GIVEN DATA =>
↓↓↓

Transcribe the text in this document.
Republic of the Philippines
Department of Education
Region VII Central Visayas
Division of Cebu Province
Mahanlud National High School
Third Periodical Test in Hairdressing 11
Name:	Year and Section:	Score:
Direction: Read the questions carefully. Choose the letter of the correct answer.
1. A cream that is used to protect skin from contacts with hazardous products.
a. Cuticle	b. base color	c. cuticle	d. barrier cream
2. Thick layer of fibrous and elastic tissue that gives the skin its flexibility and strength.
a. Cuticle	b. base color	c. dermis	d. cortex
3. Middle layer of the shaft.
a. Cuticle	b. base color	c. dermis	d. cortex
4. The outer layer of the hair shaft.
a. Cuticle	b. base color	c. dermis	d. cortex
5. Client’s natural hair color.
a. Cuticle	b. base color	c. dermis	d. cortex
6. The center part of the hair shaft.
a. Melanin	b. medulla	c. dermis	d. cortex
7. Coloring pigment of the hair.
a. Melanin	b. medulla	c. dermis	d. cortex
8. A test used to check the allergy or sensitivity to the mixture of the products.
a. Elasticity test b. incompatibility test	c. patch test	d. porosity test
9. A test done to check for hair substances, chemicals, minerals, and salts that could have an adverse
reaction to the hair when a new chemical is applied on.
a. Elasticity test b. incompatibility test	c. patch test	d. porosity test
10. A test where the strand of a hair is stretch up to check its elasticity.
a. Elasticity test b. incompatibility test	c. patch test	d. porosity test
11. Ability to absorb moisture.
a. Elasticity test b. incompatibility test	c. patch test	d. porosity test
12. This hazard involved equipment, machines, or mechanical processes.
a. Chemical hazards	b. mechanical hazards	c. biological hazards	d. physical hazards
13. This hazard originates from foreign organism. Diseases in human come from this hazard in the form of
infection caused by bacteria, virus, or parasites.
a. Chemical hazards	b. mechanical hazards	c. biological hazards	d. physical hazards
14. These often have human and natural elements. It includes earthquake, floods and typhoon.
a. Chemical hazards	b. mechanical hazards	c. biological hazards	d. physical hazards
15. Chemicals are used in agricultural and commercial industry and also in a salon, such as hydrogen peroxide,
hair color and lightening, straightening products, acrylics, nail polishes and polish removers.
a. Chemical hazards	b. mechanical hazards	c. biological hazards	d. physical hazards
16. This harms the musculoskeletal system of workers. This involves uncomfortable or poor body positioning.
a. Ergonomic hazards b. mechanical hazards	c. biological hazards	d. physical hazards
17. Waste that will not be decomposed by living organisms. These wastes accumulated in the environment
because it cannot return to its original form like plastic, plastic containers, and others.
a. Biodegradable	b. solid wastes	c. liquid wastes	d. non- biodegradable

↑↑↑
↓↓↓

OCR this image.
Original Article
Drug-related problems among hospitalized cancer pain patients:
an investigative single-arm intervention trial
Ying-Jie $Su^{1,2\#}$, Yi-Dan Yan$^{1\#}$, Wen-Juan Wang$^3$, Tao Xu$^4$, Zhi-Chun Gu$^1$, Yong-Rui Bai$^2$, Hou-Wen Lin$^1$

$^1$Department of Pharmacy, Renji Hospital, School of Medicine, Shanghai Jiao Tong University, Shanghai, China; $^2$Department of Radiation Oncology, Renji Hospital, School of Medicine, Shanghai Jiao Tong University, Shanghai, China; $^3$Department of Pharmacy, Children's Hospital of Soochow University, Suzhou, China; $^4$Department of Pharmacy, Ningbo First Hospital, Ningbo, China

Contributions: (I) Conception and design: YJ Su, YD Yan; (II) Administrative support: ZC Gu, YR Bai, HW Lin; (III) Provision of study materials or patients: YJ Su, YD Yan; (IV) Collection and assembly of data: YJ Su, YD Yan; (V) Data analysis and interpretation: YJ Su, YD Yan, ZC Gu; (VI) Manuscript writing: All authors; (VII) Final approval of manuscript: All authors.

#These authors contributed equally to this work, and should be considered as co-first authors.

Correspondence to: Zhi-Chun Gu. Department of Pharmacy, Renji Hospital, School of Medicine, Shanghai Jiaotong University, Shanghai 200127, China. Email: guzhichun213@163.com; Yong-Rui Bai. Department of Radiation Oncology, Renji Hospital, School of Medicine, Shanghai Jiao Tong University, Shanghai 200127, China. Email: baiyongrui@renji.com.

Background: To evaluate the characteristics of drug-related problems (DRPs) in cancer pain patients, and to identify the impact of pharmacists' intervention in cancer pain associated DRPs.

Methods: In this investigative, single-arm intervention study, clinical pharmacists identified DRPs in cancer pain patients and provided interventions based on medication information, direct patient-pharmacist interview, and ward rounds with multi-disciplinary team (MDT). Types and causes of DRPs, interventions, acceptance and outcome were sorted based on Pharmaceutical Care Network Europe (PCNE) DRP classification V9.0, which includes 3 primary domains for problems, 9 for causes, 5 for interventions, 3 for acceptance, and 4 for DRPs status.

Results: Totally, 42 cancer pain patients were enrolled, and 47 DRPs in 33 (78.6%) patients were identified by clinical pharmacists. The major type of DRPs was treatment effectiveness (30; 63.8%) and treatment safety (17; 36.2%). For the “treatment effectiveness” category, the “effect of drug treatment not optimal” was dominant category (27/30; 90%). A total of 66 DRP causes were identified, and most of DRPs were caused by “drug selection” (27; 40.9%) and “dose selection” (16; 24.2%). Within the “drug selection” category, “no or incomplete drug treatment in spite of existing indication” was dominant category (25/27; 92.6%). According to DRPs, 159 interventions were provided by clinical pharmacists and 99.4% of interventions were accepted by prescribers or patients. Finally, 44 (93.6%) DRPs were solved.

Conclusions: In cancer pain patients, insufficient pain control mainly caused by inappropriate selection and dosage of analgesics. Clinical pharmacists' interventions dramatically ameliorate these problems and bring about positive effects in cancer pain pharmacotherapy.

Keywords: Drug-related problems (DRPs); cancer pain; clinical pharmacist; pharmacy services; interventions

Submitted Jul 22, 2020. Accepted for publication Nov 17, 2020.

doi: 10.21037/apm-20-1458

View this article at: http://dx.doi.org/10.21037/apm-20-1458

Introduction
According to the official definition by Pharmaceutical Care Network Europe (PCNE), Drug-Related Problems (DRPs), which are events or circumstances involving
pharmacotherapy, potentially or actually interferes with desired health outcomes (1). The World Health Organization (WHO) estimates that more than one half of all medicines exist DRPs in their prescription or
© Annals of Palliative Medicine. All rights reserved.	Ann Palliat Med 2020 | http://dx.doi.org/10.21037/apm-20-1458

↑↑↑
↓↓↓

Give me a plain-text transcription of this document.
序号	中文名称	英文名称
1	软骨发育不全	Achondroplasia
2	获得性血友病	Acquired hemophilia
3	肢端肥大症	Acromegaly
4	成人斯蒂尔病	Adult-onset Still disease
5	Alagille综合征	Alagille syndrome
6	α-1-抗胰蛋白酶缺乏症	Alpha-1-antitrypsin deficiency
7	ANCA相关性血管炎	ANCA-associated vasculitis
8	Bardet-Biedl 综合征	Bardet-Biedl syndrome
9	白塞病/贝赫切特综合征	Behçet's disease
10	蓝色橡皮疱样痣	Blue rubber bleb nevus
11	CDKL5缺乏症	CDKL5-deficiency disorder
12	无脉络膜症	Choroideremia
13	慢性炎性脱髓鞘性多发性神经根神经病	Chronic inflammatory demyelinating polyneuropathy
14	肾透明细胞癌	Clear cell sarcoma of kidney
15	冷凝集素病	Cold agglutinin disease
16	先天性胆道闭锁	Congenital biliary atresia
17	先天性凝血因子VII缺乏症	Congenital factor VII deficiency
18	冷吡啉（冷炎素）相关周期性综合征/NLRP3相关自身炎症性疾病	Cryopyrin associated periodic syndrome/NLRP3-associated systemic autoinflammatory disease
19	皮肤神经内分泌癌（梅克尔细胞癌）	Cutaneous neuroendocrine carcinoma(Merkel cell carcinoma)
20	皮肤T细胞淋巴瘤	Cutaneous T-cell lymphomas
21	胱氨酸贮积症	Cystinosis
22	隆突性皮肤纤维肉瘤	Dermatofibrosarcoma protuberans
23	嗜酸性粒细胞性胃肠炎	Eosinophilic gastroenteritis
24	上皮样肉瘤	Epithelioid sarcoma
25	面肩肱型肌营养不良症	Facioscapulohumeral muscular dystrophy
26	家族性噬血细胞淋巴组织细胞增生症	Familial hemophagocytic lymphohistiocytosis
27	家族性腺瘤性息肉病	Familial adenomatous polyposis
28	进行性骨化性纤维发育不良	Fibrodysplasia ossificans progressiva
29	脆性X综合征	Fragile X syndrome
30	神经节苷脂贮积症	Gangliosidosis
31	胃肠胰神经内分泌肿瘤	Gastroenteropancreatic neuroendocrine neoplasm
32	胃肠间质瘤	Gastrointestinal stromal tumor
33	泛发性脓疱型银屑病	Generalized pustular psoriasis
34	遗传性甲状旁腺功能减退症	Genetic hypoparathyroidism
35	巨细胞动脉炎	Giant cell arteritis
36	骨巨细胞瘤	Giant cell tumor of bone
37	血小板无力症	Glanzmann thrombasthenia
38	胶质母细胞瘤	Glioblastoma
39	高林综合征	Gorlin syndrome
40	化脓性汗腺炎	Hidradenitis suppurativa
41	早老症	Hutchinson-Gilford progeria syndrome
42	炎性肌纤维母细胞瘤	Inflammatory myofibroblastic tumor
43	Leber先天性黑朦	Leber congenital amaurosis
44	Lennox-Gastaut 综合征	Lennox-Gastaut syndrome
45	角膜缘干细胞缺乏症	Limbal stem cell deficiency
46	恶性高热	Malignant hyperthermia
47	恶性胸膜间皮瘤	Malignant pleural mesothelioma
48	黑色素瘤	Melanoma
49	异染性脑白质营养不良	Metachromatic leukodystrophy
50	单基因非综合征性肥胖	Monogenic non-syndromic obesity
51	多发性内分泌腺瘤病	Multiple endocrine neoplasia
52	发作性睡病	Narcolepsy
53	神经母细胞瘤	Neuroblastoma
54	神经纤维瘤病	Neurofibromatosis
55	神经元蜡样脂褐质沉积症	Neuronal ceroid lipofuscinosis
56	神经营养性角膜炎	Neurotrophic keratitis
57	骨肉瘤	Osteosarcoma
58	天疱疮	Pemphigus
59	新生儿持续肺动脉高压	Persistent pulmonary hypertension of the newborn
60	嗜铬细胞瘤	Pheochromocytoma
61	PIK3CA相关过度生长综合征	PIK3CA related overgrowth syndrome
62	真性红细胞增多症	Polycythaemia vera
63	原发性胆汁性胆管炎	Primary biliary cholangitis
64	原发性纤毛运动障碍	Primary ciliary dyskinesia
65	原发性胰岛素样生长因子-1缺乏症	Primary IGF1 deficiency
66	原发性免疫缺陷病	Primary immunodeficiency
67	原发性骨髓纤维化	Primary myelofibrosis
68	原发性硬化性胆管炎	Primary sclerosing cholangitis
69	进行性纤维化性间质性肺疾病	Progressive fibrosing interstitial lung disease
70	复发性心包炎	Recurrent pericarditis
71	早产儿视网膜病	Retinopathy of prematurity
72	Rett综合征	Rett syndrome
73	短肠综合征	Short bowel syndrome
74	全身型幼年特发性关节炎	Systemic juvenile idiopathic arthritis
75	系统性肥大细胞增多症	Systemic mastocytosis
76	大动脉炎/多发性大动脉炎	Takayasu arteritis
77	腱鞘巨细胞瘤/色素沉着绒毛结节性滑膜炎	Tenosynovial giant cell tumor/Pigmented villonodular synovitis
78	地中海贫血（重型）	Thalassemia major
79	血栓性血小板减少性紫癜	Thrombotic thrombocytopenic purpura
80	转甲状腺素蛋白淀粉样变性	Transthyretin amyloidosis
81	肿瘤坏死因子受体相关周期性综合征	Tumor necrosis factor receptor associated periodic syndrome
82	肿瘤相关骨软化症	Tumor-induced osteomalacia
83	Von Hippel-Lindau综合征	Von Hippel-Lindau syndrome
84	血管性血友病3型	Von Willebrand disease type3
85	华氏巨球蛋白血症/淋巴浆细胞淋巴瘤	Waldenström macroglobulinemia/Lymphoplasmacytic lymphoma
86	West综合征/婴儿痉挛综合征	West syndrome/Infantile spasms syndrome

↑↑↑

EXERCISE DIRECTIONS =>
Lines holding "biliary" in the listing above: report how many there are, with the number alone.

RESULT OF THIS TASK =>
2